Excerpts from a dataset

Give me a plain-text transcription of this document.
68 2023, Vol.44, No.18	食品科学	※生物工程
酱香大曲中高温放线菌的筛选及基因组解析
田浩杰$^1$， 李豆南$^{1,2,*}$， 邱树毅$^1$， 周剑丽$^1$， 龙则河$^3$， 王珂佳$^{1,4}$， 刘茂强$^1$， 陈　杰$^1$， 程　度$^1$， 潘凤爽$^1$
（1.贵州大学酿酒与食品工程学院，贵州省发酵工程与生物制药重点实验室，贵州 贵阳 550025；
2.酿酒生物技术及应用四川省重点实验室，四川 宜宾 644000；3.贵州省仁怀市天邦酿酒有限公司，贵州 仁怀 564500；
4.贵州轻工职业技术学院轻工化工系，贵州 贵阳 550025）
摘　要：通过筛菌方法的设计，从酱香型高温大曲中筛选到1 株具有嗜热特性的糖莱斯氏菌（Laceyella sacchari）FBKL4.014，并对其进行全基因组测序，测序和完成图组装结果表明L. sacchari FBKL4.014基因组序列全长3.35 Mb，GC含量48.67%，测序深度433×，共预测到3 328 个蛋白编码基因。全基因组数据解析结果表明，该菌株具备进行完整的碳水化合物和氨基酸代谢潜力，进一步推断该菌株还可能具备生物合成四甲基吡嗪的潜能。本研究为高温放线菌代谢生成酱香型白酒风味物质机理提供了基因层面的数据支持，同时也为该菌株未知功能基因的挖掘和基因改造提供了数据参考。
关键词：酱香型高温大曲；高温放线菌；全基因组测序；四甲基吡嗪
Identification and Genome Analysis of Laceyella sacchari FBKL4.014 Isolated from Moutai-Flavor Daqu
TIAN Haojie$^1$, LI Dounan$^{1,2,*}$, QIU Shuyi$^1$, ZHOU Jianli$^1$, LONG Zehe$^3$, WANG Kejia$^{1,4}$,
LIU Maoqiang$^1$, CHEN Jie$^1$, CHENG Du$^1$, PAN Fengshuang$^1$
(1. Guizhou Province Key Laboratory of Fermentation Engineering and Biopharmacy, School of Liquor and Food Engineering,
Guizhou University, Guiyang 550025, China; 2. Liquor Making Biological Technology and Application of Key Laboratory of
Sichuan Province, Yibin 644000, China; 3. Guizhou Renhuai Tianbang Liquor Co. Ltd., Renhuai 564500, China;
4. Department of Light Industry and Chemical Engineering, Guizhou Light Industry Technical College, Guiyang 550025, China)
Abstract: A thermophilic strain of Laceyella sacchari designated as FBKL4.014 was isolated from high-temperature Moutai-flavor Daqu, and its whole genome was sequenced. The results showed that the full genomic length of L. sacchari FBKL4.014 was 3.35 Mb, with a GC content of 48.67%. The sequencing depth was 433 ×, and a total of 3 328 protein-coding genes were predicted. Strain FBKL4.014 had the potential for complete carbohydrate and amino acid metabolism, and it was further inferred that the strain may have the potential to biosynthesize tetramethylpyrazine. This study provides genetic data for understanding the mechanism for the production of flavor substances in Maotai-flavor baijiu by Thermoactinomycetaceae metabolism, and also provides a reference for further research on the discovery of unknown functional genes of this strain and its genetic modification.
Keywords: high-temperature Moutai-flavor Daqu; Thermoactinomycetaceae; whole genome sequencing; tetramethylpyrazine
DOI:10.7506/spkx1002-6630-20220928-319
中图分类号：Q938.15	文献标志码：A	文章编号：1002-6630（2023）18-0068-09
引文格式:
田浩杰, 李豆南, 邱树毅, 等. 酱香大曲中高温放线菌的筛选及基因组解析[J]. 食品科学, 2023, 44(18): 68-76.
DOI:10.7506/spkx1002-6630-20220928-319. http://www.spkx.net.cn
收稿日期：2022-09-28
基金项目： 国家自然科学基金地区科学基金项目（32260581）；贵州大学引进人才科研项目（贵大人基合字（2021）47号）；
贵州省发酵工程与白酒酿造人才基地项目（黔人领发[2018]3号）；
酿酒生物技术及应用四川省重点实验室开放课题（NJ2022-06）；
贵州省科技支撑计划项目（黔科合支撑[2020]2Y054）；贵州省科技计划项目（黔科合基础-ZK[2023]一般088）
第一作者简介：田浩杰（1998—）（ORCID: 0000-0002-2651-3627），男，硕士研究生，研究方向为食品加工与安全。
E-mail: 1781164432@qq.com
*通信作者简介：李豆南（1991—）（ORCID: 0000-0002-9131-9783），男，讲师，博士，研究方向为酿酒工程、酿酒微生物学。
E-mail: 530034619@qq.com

*What to do*: Write the records out once more, word for word.

*Written answer*:
Give me a plain-text transcription of this document.
68 2023, Vol.44, No.18	食品科学	※生物工程
酱香大曲中高温放线菌的筛选及基因组解析
田浩杰$^1$， 李豆南$^{1,2,*}$， 邱树毅$^1$， 周剑丽$^1$， 龙则河$^3$， 王珂佳$^{1,4}$， 刘茂强$^1$， 陈　杰$^1$， 程　度$^1$， 潘凤爽$^1$
（1.贵州大学酿酒与食品工程学院，贵州省发酵工程与生物制药重点实验室，贵州 贵阳 550025；
2.酿酒生物技术及应用四川省重点实验室，四川 宜宾 644000；3.贵州省仁怀市天邦酿酒有限公司，贵州 仁怀 564500；
4.贵州轻工职业技术学院轻工化工系，贵州 贵阳 550025）
摘　要：通过筛菌方法的设计，从酱香型高温大曲中筛选到1 株具有嗜热特性的糖莱斯氏菌（Laceyella sacchari）FBKL4.014，并对其进行全基因组测序，测序和完成图组装结果表明L. sacchari FBKL4.014基因组序列全长3.35 Mb，GC含量48.67%，测序深度433×，共预测到3 328 个蛋白编码基因。全基因组数据解析结果表明，该菌株具备进行完整的碳水化合物和氨基酸代谢潜力，进一步推断该菌株还可能具备生物合成四甲基吡嗪的潜能。本研究为高温放线菌代谢生成酱香型白酒风味物质机理提供了基因层面的数据支持，同时也为该菌株未知功能基因的挖掘和基因改造提供了数据参考。
关键词：酱香型高温大曲；高温放线菌；全基因组测序；四甲基吡嗪
Identification and Genome Analysis of Laceyella sacchari FBKL4.014 Isolated from Moutai-Flavor Daqu
TIAN Haojie$^1$, LI Dounan$^{1,2,*}$, QIU Shuyi$^1$, ZHOU Jianli$^1$, LONG Zehe$^3$, WANG Kejia$^{1,4}$,
LIU Maoqiang$^1$, CHEN Jie$^1$, CHENG Du$^1$, PAN Fengshuang$^1$
(1. Guizhou Province Key Laboratory of Fermentation Engineering and Biopharmacy, School of Liquor and Food Engineering,
Guizhou University, Guiyang 550025, China; 2. Liquor Making Biological Technology and Application of Key Laboratory of
Sichuan Province, Yibin 644000, China; 3. Guizhou Renhuai Tianbang Liquor Co. Ltd., Renhuai 564500, China;
4. Department of Light Industry and Chemical Engineering, Guizhou Light Industry Technical College, Guiyang 550025, China)
Abstract: A thermophilic strain of Laceyella sacchari designated as FBKL4.014 was isolated from high-temperature Moutai-flavor Daqu, and its whole genome was sequenced. The results showed that the full genomic length of L. sacchari FBKL4.014 was 3.35 Mb, with a GC content of 48.67%. The sequencing depth was 433 ×, and a total of 3 328 protein-coding genes were predicted. Strain FBKL4.014 had the potential for complete carbohydrate and amino acid metabolism, and it was further inferred that the strain may have the potential to biosynthesize tetramethylpyrazine. This study provides genetic data for understanding the mechanism for the production of flavor substances in Maotai-flavor baijiu by Thermoactinomycetaceae metabolism, and also provides a reference for further research on the discovery of unknown functional genes of this strain and its genetic modification.
Keywords: high-temperature Moutai-flavor Daqu; Thermoactinomycetaceae; whole genome sequencing; tetramethylpyrazine
DOI:10.7506/spkx1002-6630-20220928-319
中图分类号：Q938.15	文献标志码：A	文章编号：1002-6630（2023）18-0068-09
引文格式:
田浩杰, 李豆南, 邱树毅, 等. 酱香大曲中高温放线菌的筛选及基因组解析[J]. 食品科学, 2023, 44(18): 68-76.
DOI:10.7506/spkx1002-6630-20220928-319. http://www.spkx.net.cn
收稿日期：2022-09-28
基金项目： 国家自然科学基金地区科学基金项目（32260581）；贵州大学引进人才科研项目（贵大人基合字（2021）47号）；
贵州省发酵工程与白酒酿造人才基地项目（黔人领发[2018]3号）；
酿酒生物技术及应用四川省重点实验室开放课题（NJ2022-06）；
贵州省科技支撑计划项目（黔科合支撑[2020]2Y054）；贵州省科技计划项目（黔科合基础-ZK[2023]一般088）
第一作者简介：田浩杰（1998—）（ORCID: 0000-0002-2651-3627），男，硕士研究生，研究方向为食品加工与安全。
E-mail: 1781164432@qq.com
*通信作者简介：李豆南（1991—）（ORCID: 0000-0002-9131-9783），男，讲师，博士，研究方向为酿酒工程、酿酒微生物学。
E-mail: 530034619@qq.com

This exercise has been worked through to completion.